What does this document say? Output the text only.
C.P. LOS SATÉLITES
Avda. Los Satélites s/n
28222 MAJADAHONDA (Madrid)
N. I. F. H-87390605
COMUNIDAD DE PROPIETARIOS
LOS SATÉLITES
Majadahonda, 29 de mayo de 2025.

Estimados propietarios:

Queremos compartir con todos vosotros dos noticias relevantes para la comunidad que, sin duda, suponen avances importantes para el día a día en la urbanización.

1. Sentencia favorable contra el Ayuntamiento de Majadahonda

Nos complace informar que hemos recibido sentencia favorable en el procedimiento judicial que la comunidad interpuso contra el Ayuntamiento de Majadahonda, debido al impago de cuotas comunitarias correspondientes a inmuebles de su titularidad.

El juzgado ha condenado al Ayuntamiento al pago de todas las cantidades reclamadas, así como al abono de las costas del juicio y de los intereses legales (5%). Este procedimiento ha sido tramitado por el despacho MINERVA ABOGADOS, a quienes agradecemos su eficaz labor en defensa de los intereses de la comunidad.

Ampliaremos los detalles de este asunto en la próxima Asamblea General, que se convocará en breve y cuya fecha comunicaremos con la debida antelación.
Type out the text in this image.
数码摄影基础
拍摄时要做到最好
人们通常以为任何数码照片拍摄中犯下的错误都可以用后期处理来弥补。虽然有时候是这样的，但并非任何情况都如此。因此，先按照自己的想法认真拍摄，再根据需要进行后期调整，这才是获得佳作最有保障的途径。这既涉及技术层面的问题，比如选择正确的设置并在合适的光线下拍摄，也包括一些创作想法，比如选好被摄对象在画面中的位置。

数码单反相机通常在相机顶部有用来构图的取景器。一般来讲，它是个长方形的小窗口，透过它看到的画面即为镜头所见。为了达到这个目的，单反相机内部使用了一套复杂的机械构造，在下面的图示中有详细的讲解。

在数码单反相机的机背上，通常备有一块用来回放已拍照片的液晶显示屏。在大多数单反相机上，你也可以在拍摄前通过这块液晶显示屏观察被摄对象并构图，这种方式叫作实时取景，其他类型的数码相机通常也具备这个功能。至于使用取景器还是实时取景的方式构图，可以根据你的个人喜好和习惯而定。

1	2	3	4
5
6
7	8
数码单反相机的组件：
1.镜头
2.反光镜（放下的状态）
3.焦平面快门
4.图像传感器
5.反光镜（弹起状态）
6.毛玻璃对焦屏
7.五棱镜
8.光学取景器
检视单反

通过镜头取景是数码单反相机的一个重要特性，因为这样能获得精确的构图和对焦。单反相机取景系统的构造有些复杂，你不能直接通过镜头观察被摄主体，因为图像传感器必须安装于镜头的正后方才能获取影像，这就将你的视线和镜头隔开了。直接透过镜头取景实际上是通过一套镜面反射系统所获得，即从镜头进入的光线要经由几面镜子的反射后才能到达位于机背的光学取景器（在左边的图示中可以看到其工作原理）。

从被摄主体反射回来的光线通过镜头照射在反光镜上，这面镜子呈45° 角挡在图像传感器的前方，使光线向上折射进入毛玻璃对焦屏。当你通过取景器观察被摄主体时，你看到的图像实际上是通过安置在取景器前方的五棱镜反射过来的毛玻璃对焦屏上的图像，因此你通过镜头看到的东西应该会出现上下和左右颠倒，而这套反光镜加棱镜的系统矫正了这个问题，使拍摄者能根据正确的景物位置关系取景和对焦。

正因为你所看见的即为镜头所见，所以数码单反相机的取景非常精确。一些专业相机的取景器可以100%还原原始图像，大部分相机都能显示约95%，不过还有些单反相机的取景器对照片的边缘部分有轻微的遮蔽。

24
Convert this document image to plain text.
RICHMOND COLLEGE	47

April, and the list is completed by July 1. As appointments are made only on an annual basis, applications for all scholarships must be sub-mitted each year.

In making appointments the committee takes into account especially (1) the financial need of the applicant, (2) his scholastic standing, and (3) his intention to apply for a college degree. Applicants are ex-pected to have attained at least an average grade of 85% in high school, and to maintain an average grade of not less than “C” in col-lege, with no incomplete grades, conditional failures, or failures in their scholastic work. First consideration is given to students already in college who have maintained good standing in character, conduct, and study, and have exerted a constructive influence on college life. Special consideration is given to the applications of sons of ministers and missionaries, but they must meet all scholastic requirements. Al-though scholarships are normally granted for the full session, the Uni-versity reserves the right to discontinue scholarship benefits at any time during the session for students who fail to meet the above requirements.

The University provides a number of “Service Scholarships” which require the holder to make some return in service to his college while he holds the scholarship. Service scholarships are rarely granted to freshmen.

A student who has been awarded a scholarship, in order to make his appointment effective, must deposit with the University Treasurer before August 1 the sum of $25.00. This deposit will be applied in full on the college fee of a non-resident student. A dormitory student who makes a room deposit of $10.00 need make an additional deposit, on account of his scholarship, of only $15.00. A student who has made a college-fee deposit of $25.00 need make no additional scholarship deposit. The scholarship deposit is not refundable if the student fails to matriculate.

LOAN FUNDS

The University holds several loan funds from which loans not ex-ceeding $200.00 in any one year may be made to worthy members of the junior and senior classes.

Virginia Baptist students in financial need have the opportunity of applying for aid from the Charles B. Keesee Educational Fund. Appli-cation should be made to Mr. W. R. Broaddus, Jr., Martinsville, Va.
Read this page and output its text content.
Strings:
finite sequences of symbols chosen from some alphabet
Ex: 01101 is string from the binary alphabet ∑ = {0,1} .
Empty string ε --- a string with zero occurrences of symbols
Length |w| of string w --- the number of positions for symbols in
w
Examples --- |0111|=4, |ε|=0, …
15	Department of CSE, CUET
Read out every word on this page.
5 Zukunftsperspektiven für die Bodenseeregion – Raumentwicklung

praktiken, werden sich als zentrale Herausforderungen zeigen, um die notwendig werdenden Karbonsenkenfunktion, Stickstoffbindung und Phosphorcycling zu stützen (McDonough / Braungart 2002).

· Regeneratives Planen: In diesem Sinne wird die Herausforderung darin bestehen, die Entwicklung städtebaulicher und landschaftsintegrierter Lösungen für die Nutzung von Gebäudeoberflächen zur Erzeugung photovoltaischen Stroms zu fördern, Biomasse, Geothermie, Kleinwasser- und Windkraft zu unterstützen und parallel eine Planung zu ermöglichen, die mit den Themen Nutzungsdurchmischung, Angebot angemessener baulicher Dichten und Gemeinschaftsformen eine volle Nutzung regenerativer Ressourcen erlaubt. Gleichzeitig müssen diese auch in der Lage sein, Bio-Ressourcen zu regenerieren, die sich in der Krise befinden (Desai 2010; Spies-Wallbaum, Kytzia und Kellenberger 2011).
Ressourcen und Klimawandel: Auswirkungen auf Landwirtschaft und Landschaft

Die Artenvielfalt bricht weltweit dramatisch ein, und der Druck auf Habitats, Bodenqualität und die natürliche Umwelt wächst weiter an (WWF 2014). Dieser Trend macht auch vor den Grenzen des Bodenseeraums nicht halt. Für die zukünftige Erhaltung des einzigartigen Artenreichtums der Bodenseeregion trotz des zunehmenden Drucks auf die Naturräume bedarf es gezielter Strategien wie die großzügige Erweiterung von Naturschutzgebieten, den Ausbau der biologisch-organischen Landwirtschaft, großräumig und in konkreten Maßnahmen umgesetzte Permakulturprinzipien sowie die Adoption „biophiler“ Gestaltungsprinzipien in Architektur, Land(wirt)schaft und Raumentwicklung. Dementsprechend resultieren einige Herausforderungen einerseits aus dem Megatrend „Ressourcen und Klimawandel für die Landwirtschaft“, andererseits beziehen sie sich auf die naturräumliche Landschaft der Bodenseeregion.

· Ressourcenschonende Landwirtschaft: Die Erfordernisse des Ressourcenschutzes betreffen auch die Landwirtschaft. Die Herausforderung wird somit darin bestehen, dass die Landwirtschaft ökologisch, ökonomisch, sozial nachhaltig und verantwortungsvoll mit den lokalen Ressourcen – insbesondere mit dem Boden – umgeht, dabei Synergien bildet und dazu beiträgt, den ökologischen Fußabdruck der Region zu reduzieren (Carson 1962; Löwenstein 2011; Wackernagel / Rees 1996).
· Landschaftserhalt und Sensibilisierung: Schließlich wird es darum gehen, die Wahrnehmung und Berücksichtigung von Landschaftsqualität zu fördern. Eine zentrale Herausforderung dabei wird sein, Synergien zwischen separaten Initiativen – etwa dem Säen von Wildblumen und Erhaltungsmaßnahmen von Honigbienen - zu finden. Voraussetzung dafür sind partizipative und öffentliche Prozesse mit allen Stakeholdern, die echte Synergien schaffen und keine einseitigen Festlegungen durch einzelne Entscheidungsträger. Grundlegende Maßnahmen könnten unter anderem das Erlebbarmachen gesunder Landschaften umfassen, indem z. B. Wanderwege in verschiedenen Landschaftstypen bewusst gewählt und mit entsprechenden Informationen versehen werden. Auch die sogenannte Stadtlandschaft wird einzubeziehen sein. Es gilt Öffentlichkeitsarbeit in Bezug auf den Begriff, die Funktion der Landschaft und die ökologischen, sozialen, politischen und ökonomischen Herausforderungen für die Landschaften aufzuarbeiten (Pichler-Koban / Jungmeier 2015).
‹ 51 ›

---+---

## Exercise prompt
Scan the material above. Copy each line that holds the word "students".

## Task solution
In making appointments the committee takes into account especially (1) the financial need of the applicant, (2) his scholastic standing, and (3) his intention to apply for a college degree. Applicants are ex-pected to have attained at least an average grade of 85% in high school, and to maintain an average grade of not less than “C” in col-lege, with no incomplete grades, conditional failures, or failures in their scholastic work. First consideration is given to students already in college who have maintained good standing in character, conduct, and study, and have exerted a constructive influence on college life. Special consideration is given to the applications of sons of ministers and missionaries, but they must meet all scholastic requirements. Al-though scholarships are normally granted for the full session, the Uni-versity reserves the right to discontinue scholarship benefits at any time during the session for students who fail to meet the above requirements.
Virginia Baptist students in financial need have the opportunity of applying for aid from the Charles B. Keesee Educational Fund. Appli-cation should be made to Mr. W. R. Broaddus, Jr., Martinsville, Va.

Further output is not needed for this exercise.